■ Records shown ■
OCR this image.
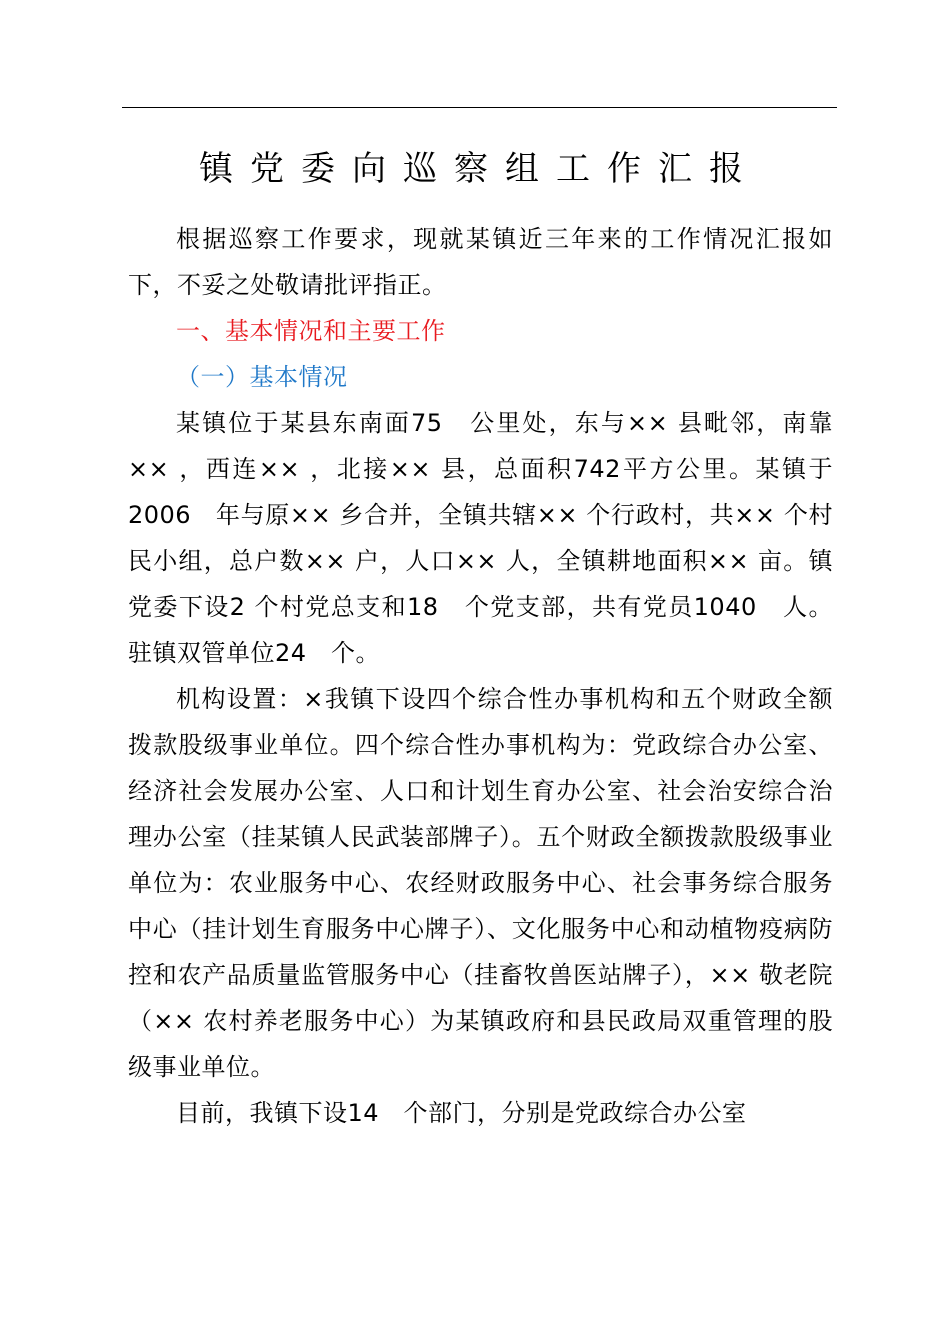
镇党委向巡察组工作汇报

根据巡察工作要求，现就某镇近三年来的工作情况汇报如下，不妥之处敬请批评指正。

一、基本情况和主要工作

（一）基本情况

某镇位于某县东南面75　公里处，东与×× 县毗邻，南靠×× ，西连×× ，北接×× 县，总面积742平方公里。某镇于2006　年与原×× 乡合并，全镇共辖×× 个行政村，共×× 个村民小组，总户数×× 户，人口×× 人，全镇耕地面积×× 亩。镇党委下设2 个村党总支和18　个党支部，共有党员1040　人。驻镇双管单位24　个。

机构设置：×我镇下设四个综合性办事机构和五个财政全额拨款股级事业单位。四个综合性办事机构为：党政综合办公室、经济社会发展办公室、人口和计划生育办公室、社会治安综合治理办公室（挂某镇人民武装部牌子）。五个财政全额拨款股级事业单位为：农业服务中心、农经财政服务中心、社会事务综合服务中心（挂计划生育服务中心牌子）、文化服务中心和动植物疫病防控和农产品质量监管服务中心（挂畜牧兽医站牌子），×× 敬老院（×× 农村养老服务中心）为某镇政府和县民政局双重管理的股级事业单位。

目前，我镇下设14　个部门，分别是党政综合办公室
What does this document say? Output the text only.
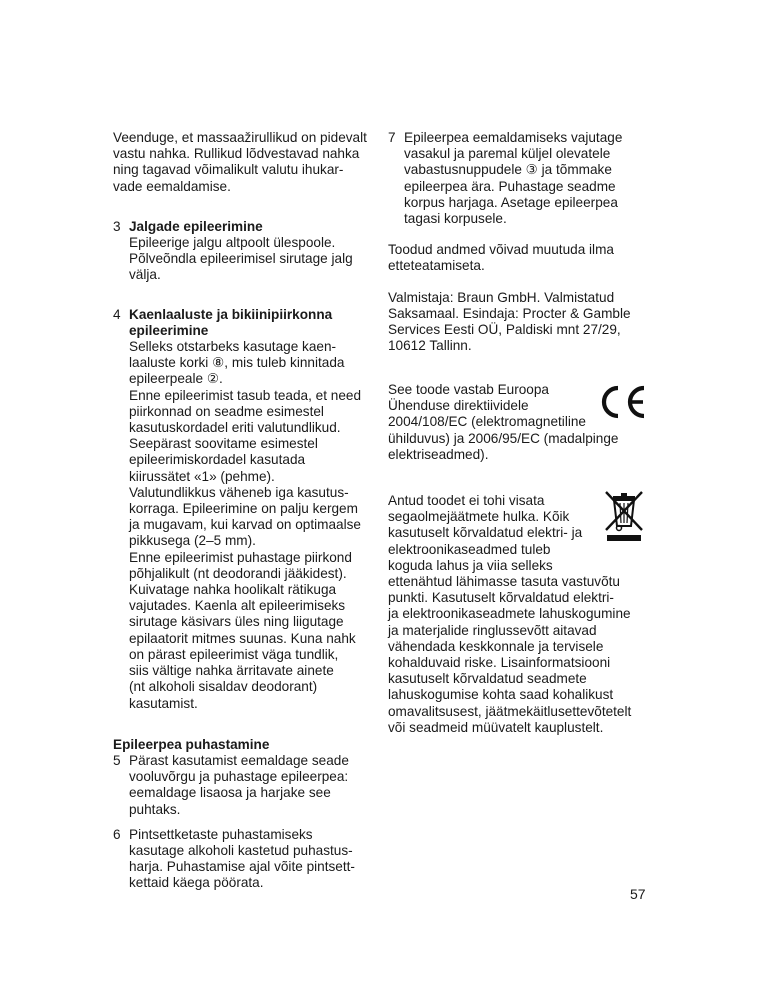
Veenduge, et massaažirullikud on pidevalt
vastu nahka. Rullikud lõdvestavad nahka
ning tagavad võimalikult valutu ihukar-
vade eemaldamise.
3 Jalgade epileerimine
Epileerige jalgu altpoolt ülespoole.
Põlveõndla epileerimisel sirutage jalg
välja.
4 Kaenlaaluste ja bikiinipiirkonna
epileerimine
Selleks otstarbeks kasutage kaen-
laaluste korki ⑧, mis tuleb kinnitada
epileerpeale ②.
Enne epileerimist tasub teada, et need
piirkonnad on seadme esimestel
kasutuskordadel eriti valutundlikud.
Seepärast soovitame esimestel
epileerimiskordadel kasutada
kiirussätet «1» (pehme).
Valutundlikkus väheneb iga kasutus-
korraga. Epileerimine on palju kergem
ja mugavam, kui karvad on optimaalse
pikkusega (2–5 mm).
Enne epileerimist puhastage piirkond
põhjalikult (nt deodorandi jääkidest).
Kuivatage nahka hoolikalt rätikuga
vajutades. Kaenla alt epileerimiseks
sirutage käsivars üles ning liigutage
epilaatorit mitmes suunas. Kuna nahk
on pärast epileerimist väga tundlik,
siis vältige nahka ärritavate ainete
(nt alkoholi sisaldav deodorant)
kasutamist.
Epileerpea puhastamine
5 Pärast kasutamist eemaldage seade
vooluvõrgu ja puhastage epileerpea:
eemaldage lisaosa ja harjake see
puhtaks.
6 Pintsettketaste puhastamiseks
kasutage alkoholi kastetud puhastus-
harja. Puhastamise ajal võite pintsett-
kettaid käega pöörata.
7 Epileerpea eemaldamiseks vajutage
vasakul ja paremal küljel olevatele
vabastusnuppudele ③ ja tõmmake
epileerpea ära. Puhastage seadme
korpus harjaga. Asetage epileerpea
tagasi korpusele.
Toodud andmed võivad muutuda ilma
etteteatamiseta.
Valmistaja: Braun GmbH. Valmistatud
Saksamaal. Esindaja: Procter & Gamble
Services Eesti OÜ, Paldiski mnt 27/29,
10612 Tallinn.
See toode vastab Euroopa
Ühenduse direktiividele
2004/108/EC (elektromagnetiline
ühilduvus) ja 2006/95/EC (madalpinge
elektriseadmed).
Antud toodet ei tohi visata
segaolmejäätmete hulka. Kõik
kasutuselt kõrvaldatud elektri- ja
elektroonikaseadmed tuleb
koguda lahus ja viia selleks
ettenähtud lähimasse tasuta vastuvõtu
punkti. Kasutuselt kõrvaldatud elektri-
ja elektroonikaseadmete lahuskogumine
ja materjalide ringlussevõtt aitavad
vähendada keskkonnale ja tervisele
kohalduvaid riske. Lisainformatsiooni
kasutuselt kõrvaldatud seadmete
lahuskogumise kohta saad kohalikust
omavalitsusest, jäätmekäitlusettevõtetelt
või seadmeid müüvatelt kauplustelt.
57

■ Problem ■
From the entries, copy out each line containing the word "sirutage".

■ Exercise response ■
Põlveõndla epileerimisel sirutage jalg
sirutage käsivars üles ning liigutage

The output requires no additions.